PROBLEM STATEMENT:
Reproduce word for word the part of the harmonica passage starting at "When I took" and ending at "his long-suffering neighbors.".

EXCERPT:
===

I’ve had to deal with undeserved fame as an expat. I’m not sure this is common. It happens to me through hobbies. I love to learn and have studied many things since moving to Taiwan, including jewelry design and goldsmithing, harmonica, piano, dance, and Go. I have some ability at art and design, at everything else I’m hopeless. The thing I’m worst at is music. I began studying piano and harmonica because I recognized my own deficiency and wanted to cultivate better musical appreciation. Also, my artistic hobbies were producing objets d’art that were cluttering my very small apartment. I expected studying music to produce nothing of value. I recognized my limitations and had no goals beyond developing musical taste.

When I took up harmonica, my tendency towards notoriety reached its apogee. At the start, everything was fine. I contentedly drove my harmonica teacher, Mr. Lee, to distraction. It reminded me of my youth. I’ve caused more than one music teacher to quit. I have chronic white man rhythm and tin-ear syndrome. Still, I had fun slaughtering Camptown Races and other classics from America’s songbook. My enjoyment was contingent on no one hearing, beyond my teacher and his long-suffering neighbors.

Harpin’ on a riff. It looks like I have skills. I don’t.

Then Mr. Lee asked me to get involved with some Taiwanese harmonica groups and associations. He didn’t ask because I’m a harmonica prodigy. He needed my English ability. Taiwan has a very active community of harmonicists, and they frequently invite foreign harmonica players to Taiwan for concerts and masterclasses. Mr. Lee was planning to invite some 10-hole harmonica players to Taiwan. He needed my help with English. To provide me credibility with foreign harmonica players he created a 10-hole harmonica club, and anointed me president. Surprisingly there wasn’t already one. Diatonic (10-hole) harmonica is not so popular in Taiwan. The soulful whiny music diatonic harmonica excels at—blues, hard rock, country, and fiddle music—is not very popular.  Instead, harmonica orchestras and ensembles are favored, thus most Taiwanese play chromatic, tremolo, bass, or chord harmonicas. The Taiwan 10-Hole Harmonica Club included a small, but passionate and highly skilled group of diatonic players, and then there was me—the putz in charge.

===

[Extracted data entries]
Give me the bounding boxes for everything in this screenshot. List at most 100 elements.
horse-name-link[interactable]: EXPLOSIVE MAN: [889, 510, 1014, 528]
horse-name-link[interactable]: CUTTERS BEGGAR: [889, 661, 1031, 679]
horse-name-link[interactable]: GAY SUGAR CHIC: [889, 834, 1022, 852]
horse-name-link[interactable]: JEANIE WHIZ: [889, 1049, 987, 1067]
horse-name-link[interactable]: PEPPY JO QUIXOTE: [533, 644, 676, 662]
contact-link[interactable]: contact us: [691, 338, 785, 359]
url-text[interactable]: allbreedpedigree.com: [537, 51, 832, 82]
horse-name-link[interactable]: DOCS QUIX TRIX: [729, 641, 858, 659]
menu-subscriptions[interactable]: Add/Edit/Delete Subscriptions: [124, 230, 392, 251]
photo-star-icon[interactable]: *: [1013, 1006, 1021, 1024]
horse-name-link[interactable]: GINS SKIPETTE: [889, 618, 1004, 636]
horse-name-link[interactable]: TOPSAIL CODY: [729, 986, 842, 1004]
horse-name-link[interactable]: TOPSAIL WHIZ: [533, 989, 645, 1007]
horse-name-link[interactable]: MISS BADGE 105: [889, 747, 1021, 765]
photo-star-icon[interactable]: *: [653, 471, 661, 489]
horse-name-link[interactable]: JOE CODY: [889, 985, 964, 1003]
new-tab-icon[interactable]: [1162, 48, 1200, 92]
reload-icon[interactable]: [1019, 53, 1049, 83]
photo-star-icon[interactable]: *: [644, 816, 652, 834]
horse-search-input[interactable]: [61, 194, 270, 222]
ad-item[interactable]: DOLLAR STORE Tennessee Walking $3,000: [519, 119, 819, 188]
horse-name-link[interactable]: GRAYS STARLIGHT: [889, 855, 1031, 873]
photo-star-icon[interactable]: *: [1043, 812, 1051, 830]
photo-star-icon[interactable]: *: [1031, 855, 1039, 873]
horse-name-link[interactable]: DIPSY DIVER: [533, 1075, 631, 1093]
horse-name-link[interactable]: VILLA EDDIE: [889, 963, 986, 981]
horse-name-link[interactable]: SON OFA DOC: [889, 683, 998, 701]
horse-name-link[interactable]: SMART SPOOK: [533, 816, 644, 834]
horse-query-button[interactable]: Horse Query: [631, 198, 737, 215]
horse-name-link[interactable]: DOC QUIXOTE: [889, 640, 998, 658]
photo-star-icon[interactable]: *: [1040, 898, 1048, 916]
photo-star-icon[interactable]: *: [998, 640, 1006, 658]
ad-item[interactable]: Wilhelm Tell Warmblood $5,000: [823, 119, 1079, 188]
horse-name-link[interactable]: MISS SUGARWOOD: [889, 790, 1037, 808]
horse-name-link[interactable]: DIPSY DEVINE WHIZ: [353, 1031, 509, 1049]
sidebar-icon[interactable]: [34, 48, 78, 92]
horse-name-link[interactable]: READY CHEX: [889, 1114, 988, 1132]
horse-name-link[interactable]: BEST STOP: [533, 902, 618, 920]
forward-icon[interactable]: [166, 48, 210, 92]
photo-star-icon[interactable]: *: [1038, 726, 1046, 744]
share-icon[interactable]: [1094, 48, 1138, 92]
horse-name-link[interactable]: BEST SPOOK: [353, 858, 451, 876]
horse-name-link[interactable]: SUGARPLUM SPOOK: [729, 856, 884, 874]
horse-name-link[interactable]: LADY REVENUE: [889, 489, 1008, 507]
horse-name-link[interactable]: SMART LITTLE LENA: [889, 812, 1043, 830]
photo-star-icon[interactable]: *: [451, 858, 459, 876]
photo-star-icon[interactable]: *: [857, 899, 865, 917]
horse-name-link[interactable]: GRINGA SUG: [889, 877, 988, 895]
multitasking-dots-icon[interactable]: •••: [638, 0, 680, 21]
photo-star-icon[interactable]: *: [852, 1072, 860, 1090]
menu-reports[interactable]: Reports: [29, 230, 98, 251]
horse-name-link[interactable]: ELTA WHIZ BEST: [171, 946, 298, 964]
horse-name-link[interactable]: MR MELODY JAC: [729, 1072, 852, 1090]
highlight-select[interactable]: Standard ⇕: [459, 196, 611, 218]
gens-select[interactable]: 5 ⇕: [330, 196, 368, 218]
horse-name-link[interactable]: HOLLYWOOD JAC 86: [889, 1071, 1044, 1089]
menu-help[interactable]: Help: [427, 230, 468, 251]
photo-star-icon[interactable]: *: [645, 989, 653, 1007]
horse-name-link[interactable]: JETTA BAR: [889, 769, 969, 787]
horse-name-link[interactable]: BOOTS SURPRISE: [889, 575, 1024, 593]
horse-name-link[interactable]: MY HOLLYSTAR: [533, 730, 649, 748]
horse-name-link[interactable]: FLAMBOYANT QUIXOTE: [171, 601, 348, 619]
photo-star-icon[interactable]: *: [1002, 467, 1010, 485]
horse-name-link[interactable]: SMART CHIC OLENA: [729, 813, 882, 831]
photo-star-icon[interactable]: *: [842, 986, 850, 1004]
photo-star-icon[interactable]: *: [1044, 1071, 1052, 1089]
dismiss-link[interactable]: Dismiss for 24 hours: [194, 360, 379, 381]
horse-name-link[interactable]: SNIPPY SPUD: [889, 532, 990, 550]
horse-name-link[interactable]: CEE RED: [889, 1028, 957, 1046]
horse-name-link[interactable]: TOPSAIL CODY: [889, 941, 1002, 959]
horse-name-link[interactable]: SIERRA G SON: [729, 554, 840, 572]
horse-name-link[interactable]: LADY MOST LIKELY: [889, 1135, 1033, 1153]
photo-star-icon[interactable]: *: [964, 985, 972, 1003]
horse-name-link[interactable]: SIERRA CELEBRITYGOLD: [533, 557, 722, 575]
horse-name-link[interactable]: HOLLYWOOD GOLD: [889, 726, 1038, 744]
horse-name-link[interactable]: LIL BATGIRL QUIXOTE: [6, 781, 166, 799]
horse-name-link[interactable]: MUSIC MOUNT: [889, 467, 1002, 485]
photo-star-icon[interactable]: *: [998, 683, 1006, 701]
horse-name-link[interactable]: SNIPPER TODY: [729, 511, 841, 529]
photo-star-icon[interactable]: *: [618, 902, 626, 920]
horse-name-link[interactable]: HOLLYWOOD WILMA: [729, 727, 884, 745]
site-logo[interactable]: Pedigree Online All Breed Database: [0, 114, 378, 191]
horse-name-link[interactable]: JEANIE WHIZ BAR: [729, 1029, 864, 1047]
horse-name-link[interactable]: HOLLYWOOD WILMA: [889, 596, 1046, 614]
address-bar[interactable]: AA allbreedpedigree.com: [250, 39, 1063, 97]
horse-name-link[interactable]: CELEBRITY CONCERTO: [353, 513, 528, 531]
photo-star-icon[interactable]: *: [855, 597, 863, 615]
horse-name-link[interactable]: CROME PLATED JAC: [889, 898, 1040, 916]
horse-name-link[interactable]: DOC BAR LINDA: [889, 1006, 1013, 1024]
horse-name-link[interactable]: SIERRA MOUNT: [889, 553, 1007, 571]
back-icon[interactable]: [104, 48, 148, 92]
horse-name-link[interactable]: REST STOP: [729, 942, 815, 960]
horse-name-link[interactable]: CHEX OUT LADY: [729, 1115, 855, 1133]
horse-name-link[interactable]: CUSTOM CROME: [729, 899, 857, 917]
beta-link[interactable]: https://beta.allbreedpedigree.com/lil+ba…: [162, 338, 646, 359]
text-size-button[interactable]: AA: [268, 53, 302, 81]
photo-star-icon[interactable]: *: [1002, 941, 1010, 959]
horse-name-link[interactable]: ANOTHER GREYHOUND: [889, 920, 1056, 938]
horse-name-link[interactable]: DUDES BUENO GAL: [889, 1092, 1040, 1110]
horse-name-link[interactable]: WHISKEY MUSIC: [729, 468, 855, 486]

===

THE ANSWER:
When I took up harmonica, my tendency towards notoriety reached its apogee. At the start, everything was fine. I contentedly drove my harmonica teacher, Mr. Lee, to distraction. It reminded me of my youth. I’ve caused more than one music teacher to quit. I have chronic white man rhythm and tin-ear syndrome. Still, I had fun slaughtering Camptown Races and other classics from America’s songbook. My enjoyment was contingent on no one hearing, beyond my teacher and his long-suffering neighbors.